***** ENTRIES PROVIDED *****
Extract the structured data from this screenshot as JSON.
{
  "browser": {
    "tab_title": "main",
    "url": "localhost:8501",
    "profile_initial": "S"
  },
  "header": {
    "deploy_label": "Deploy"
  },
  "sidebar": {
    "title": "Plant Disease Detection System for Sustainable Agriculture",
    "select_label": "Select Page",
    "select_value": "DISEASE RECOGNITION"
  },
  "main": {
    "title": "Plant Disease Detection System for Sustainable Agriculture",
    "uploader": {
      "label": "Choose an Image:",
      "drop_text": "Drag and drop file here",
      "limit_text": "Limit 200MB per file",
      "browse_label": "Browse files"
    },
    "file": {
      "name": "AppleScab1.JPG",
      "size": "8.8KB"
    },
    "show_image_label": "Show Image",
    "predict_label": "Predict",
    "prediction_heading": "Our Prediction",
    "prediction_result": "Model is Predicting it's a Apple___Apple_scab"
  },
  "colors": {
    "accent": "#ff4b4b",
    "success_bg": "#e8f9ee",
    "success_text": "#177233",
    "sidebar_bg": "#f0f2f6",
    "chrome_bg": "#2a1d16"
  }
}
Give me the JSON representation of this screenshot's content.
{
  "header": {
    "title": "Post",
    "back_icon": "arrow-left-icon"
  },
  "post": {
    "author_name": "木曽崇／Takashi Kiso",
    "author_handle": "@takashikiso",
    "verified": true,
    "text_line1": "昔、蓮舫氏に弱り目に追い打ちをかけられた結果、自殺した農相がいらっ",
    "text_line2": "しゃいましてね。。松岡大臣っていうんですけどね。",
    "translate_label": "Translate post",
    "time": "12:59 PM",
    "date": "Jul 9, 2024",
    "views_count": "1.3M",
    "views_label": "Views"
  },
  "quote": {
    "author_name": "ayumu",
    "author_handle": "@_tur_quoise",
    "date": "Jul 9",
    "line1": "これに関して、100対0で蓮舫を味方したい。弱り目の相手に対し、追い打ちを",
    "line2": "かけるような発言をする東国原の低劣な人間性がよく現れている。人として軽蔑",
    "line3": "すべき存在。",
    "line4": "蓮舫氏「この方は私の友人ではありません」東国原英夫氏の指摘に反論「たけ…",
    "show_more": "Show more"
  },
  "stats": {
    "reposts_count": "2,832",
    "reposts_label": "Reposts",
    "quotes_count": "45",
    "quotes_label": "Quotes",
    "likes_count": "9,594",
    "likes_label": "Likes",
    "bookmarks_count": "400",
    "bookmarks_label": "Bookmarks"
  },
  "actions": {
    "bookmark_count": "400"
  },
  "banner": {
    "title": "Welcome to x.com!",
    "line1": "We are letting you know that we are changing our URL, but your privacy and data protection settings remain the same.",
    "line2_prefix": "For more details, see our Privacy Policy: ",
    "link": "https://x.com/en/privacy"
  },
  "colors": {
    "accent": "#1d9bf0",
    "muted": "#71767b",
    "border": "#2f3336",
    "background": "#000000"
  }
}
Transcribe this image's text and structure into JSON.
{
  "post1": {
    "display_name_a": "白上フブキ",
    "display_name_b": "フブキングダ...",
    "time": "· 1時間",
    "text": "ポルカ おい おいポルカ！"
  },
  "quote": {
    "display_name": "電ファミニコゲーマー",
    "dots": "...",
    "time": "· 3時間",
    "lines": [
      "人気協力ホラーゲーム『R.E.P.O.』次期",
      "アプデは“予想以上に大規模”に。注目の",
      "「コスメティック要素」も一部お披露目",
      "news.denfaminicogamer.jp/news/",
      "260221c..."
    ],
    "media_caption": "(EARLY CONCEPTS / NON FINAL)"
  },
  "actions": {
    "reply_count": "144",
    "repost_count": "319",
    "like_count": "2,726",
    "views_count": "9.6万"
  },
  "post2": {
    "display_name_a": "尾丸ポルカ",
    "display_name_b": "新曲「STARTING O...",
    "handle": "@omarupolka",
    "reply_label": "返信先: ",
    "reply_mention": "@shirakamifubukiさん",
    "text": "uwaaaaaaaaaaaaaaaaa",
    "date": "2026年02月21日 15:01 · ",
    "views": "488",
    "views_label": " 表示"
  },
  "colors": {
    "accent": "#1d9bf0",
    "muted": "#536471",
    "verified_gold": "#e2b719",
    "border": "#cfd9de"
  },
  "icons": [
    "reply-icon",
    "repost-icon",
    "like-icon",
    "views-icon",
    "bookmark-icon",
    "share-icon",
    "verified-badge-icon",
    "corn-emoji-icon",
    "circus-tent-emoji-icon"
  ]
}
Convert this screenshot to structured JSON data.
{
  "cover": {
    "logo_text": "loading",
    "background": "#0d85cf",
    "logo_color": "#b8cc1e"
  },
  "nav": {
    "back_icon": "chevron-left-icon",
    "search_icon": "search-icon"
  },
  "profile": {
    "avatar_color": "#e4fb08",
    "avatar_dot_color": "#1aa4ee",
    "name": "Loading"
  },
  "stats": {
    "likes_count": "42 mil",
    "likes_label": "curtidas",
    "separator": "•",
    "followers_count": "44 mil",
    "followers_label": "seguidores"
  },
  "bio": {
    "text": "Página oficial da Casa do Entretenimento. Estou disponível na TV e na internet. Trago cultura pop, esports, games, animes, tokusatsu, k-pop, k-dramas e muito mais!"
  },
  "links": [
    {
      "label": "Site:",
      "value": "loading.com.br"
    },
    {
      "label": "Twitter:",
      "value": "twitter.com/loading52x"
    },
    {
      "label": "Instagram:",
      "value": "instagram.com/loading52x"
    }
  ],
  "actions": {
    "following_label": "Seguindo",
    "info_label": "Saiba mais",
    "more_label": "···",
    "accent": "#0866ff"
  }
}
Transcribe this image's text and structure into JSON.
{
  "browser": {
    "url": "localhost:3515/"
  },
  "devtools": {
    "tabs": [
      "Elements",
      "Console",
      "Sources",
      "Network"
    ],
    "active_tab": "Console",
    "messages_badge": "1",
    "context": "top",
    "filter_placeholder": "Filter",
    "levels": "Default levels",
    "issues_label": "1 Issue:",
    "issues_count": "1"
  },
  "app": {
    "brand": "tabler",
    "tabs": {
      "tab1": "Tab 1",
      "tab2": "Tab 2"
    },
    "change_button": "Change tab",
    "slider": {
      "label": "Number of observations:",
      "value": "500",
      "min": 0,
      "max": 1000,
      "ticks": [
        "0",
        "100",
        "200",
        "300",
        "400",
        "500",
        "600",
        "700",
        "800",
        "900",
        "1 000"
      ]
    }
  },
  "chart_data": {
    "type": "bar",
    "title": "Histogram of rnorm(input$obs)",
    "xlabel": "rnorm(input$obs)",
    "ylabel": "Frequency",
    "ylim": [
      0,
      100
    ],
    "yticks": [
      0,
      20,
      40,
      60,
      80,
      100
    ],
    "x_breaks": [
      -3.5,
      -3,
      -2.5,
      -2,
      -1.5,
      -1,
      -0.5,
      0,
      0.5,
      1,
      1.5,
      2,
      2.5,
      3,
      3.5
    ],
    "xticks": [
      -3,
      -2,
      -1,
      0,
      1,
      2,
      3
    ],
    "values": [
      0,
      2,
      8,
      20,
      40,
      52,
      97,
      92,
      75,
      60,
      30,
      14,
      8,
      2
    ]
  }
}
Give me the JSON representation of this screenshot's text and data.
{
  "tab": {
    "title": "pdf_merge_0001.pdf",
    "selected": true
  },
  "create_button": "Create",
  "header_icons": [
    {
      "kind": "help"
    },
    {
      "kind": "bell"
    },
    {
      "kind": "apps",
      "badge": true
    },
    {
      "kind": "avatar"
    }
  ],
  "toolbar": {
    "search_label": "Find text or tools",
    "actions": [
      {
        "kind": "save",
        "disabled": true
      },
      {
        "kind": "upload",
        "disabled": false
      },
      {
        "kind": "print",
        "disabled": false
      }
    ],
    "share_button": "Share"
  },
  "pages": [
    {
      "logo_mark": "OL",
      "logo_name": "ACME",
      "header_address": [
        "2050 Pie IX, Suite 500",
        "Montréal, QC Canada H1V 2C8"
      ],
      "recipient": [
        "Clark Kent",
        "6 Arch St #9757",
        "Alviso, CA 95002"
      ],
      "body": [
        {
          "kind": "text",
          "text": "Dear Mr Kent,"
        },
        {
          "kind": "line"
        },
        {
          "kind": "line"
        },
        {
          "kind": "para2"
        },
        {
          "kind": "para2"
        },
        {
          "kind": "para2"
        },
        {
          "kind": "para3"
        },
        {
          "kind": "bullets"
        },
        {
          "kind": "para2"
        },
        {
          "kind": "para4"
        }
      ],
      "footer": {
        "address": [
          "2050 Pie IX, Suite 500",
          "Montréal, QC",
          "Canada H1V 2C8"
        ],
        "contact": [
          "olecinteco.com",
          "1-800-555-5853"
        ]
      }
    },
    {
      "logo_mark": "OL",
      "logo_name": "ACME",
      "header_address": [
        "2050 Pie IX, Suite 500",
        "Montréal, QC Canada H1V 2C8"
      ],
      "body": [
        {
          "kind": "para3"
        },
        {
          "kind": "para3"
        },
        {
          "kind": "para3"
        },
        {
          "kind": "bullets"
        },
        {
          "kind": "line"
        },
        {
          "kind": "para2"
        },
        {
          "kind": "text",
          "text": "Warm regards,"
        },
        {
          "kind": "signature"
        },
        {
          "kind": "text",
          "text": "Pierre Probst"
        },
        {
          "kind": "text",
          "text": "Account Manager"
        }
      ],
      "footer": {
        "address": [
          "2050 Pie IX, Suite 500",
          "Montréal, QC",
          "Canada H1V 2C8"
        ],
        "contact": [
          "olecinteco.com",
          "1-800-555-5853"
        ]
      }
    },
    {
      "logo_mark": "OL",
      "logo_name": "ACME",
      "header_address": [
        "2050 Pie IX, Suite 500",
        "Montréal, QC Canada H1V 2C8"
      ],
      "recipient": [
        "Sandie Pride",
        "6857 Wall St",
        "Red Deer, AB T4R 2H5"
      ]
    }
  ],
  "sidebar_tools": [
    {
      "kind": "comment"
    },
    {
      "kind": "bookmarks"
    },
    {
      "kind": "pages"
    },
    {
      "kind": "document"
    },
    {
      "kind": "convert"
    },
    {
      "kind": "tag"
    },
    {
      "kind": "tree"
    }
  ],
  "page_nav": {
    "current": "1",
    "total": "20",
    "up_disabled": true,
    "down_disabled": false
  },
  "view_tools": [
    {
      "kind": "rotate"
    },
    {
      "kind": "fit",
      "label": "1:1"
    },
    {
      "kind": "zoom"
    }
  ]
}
*****
EXERCISE AIM = Read through the entries and copy each line in which "this" appears.

RESULT OF THE TASK =
Extract the structured data from this screenshot as JSON.
Give me the JSON representation of this screenshot's content.
Transcribe this image's text and structure into JSON.
Convert this screenshot to structured JSON data.
Transcribe this image's text and structure into JSON.
Give me the JSON representation of this screenshot's text and data.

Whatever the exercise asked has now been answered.